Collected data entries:
==============================

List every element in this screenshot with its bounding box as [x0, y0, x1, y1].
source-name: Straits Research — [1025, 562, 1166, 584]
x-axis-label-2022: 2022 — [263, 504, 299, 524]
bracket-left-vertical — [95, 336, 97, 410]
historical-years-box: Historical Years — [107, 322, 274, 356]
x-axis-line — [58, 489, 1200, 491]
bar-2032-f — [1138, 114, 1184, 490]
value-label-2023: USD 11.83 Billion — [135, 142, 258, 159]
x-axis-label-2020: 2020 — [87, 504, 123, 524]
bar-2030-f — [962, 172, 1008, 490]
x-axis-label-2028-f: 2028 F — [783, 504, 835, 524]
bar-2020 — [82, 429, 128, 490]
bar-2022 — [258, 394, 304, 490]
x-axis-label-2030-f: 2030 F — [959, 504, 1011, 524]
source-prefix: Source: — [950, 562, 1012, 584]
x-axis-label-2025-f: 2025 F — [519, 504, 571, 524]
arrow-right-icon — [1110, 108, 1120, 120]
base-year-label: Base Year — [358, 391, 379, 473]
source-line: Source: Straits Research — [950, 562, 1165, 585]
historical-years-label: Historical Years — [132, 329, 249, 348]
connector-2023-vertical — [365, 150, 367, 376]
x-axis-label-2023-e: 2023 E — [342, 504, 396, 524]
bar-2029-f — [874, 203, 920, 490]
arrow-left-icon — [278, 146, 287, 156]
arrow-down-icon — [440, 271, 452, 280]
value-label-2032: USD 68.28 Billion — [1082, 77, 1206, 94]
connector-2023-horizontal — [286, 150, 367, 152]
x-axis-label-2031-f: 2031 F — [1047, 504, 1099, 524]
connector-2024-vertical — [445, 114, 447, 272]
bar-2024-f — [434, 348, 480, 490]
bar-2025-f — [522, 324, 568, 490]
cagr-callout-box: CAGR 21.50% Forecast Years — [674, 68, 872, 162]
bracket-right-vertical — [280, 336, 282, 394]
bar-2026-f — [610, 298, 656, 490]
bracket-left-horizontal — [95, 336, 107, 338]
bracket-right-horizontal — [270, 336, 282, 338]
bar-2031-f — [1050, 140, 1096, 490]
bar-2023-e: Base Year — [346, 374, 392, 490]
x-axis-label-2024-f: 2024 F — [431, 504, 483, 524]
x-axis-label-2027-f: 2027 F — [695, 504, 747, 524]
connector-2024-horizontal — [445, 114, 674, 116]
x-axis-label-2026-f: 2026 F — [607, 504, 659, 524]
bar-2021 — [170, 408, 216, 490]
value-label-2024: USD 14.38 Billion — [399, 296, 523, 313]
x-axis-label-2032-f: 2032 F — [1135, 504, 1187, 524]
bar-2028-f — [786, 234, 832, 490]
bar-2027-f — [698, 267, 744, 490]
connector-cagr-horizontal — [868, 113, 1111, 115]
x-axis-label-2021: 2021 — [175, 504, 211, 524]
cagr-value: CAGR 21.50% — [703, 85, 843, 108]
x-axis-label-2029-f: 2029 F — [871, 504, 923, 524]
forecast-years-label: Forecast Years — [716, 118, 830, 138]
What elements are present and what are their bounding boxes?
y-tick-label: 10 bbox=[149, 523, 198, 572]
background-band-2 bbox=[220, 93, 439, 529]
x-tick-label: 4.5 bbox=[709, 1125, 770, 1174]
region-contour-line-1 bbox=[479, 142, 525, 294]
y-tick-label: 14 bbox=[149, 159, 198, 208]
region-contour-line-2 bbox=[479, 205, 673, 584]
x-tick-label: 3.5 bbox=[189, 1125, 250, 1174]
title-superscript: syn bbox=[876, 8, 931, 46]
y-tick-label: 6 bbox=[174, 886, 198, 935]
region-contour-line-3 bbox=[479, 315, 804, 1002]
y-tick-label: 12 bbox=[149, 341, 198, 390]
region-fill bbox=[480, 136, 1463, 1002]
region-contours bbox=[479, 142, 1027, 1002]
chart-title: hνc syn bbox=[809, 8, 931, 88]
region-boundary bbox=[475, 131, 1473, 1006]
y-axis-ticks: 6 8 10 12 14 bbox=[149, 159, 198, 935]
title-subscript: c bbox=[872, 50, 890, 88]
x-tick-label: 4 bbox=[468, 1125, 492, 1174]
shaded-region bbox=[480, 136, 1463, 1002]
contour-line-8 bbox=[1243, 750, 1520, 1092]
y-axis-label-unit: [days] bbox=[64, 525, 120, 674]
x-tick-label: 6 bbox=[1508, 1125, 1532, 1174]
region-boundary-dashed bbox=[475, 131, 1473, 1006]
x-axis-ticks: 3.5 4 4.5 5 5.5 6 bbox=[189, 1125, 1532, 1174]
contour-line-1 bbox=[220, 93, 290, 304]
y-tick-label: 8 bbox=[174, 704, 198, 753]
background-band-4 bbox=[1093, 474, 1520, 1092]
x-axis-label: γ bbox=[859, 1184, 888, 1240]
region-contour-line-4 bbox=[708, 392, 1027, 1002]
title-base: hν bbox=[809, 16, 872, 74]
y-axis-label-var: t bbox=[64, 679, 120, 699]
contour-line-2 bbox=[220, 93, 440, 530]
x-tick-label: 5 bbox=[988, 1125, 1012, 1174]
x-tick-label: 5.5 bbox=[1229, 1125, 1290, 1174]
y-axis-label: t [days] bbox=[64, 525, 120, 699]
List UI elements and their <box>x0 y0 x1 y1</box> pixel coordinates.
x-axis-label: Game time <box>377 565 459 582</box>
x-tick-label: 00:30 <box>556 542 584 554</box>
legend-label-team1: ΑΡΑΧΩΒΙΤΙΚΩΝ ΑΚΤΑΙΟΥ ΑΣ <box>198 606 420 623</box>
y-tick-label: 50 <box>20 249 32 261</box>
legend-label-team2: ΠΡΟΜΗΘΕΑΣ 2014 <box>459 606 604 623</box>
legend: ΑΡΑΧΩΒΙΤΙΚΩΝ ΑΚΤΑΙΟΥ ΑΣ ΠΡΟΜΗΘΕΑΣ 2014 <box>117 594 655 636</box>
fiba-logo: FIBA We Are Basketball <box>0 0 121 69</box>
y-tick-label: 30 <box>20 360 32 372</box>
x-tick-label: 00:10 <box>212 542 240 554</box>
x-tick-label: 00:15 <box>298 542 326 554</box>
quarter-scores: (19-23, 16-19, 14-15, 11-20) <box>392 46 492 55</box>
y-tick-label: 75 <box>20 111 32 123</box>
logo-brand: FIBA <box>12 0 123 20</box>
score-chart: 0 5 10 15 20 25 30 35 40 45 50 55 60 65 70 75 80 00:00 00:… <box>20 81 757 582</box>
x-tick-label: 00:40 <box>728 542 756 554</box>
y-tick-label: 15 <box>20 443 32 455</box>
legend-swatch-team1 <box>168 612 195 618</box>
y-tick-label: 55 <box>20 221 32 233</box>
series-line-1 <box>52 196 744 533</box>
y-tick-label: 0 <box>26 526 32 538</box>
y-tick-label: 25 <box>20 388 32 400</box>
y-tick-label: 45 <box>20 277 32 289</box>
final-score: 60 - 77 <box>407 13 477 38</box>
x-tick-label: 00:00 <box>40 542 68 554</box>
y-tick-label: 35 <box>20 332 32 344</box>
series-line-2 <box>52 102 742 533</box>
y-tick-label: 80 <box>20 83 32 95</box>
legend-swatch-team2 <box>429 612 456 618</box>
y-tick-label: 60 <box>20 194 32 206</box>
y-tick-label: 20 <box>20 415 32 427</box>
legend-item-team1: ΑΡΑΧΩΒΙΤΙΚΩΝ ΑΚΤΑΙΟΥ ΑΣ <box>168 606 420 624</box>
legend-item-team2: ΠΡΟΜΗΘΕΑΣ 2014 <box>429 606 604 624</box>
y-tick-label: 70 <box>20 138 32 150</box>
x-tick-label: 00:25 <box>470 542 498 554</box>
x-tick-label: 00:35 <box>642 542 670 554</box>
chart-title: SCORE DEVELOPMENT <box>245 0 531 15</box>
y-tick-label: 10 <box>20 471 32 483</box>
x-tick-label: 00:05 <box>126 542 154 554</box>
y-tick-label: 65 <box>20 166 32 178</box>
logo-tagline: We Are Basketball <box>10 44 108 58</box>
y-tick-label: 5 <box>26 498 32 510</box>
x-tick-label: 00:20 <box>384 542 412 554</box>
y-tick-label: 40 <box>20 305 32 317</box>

==============================

- JOB
Copy the items word for word, from the very first line through the line containing "bar-2025-f — [522, 324, 568, 490]", both ends included.

- TASK OUTPUT
List every element in this screenshot with its bounding box as [x0, y0, x1, y1].
source-name: Straits Research — [1025, 562, 1166, 584]
x-axis-label-2022: 2022 — [263, 504, 299, 524]
bracket-left-vertical — [95, 336, 97, 410]
historical-years-box: Historical Years — [107, 322, 274, 356]
x-axis-line — [58, 489, 1200, 491]
bar-2032-f — [1138, 114, 1184, 490]
value-label-2023: USD 11.83 Billion — [135, 142, 258, 159]
x-axis-label-2020: 2020 — [87, 504, 123, 524]
bar-2030-f — [962, 172, 1008, 490]
x-axis-label-2028-f: 2028 F — [783, 504, 835, 524]
bar-2020 — [82, 429, 128, 490]
bar-2022 — [258, 394, 304, 490]
x-axis-label-2030-f: 2030 F — [959, 504, 1011, 524]
source-prefix: Source: — [950, 562, 1012, 584]
x-axis-label-2025-f: 2025 F — [519, 504, 571, 524]
arrow-right-icon — [1110, 108, 1120, 120]
base-year-label: Base Year — [358, 391, 379, 473]
source-line: Source: Straits Research — [950, 562, 1165, 585]
historical-years-label: Historical Years — [132, 329, 249, 348]
connector-2023-vertical — [365, 150, 367, 376]
x-axis-label-2023-e: 2023 E — [342, 504, 396, 524]
bar-2029-f — [874, 203, 920, 490]
arrow-left-icon — [278, 146, 287, 156]
arrow-down-icon — [440, 271, 452, 280]
value-label-2032: USD 68.28 Billion — [1082, 77, 1206, 94]
connector-2023-horizontal — [286, 150, 367, 152]
x-axis-label-2031-f: 2031 F — [1047, 504, 1099, 524]
connector-2024-vertical — [445, 114, 447, 272]
bar-2024-f — [434, 348, 480, 490]
bar-2025-f — [522, 324, 568, 490]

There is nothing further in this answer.